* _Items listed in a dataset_
---

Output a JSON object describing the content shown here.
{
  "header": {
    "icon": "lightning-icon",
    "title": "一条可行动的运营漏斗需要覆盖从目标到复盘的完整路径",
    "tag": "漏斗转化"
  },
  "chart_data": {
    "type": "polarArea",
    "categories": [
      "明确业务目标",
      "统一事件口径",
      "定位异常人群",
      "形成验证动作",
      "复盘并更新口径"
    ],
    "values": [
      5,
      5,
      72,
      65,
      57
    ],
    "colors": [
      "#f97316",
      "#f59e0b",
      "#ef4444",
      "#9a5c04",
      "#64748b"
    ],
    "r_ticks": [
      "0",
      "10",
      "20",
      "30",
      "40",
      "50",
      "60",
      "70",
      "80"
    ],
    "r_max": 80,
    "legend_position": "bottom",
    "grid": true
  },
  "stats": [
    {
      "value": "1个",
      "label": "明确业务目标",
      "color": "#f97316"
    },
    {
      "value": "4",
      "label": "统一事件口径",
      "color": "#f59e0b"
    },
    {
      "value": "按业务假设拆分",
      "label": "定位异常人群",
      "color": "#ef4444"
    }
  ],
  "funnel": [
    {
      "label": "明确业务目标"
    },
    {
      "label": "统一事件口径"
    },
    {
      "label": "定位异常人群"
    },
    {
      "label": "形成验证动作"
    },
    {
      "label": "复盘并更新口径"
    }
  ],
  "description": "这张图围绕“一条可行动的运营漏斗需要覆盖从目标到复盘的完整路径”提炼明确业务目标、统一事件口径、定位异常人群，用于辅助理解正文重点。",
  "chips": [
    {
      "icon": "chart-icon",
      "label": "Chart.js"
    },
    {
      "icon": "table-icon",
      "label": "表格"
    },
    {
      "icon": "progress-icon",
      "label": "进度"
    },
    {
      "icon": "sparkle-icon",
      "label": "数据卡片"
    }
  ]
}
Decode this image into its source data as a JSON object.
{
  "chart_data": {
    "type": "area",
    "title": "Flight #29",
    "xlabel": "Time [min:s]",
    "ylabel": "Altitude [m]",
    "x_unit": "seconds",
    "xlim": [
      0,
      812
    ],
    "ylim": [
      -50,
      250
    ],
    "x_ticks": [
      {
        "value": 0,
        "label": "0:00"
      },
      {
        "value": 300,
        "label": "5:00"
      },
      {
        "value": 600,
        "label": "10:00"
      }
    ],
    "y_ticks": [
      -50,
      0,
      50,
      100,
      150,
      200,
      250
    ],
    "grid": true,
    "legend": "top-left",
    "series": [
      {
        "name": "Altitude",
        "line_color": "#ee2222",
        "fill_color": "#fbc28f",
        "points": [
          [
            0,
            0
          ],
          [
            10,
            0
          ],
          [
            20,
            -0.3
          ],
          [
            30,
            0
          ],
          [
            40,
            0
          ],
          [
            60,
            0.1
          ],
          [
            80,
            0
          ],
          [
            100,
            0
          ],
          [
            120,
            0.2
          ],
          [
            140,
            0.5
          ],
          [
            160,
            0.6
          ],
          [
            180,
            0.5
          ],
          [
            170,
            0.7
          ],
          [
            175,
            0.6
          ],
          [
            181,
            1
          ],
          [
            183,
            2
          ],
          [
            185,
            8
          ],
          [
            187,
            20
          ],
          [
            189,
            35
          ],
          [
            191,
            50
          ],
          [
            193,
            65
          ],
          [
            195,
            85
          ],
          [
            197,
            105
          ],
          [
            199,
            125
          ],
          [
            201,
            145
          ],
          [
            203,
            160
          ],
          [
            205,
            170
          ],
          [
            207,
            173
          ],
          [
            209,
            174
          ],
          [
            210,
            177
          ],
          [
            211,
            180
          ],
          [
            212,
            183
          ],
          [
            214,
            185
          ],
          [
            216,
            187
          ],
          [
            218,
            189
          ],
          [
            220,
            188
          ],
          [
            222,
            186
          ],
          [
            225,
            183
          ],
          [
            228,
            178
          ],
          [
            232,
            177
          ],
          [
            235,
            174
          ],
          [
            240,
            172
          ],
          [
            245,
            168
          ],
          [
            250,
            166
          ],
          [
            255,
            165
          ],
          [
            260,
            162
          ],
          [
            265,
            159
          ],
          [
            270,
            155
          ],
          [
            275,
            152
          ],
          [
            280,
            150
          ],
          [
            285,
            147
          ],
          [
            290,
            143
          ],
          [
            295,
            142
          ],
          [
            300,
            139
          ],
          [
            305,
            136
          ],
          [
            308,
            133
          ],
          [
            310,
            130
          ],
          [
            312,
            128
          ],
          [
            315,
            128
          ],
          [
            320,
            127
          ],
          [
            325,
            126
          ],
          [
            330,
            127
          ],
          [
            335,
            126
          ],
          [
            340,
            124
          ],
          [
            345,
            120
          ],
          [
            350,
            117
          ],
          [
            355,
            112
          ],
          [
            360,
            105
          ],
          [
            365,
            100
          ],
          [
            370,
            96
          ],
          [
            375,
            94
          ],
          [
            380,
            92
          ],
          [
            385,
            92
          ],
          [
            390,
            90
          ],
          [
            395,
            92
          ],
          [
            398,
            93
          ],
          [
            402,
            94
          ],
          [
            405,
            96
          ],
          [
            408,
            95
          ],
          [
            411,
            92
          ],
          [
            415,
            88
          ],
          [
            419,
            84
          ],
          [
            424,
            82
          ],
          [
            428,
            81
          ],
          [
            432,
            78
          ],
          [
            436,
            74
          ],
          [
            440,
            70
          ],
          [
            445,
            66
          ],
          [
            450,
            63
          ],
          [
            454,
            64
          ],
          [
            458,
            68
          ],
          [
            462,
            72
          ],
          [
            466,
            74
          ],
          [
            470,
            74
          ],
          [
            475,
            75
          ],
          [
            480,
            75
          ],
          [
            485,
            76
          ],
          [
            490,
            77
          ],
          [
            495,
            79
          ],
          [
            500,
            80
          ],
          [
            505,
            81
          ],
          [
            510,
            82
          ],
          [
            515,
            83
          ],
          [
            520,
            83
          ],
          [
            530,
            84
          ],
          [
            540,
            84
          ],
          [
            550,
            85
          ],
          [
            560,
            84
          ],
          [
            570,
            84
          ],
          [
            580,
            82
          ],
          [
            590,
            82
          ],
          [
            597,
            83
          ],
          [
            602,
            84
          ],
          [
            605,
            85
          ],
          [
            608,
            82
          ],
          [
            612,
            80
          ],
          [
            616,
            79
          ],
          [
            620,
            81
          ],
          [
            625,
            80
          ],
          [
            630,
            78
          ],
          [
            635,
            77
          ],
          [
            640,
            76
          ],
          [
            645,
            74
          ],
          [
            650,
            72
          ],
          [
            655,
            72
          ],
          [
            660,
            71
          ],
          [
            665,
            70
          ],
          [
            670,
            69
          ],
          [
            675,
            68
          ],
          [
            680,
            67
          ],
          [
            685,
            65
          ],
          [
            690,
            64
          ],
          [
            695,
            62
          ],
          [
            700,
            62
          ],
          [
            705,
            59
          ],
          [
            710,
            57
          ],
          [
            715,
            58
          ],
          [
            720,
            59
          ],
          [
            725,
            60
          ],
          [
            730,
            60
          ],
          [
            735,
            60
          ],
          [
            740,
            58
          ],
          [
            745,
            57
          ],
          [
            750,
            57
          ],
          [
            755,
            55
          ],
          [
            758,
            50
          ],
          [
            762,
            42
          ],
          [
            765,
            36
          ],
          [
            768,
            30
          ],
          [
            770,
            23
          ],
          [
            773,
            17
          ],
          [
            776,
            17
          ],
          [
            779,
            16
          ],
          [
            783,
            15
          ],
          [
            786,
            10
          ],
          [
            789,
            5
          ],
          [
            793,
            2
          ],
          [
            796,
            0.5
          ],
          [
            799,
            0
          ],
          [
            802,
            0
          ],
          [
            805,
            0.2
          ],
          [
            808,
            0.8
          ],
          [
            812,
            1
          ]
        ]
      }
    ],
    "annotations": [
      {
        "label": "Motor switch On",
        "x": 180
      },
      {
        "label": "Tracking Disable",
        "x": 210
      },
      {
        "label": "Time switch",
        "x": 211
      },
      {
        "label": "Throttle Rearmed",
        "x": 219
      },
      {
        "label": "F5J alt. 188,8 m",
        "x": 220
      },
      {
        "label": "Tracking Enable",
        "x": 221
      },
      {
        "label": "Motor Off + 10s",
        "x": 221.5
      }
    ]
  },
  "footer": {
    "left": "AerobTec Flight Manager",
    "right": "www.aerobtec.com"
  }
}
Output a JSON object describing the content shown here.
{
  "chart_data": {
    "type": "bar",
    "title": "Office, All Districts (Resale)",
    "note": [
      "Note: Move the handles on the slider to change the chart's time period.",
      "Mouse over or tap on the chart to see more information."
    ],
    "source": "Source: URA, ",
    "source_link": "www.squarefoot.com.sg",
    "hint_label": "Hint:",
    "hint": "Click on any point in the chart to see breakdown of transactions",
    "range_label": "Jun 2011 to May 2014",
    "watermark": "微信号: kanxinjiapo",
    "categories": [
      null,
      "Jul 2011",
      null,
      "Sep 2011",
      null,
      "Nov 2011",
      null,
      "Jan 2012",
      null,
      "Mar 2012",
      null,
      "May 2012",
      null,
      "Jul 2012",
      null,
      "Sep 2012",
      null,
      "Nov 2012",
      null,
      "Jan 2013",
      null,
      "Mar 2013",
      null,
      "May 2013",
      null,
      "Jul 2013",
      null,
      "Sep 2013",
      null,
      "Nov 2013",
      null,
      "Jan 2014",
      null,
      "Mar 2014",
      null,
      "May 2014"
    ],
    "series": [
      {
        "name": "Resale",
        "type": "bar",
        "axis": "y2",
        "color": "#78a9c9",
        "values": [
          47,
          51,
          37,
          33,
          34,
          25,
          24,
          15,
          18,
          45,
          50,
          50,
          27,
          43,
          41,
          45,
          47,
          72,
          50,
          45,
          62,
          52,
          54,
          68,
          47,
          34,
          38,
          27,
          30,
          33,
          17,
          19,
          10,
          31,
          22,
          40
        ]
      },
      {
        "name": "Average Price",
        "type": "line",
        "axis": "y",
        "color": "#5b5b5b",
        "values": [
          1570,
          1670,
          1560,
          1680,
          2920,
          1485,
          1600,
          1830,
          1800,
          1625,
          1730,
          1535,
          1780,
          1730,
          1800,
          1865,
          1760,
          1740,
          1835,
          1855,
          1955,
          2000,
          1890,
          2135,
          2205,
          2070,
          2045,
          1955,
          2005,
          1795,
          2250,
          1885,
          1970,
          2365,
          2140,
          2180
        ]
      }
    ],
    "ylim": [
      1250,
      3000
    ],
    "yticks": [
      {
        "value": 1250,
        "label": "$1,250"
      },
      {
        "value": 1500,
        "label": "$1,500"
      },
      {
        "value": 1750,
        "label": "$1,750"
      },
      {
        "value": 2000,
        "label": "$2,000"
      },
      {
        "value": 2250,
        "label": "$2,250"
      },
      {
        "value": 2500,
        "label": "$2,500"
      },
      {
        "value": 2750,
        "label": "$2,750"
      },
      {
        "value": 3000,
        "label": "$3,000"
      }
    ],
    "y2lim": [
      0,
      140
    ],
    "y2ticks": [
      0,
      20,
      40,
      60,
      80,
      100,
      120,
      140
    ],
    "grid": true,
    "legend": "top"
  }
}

---

* _Description of the task_
Pick out each line in the material containing "一条可行动的运营漏斗需要覆盖从目标到复盘的完整路径".

* _Complete response_
    "title": "一条可行动的运营漏斗需要覆盖从目标到复盘的完整路径",
  "description": "这张图围绕“一条可行动的运营漏斗需要覆盖从目标到复盘的完整路径”提炼明确业务目标、统一事件口径、定位异常人群，用于辅助理解正文重点。",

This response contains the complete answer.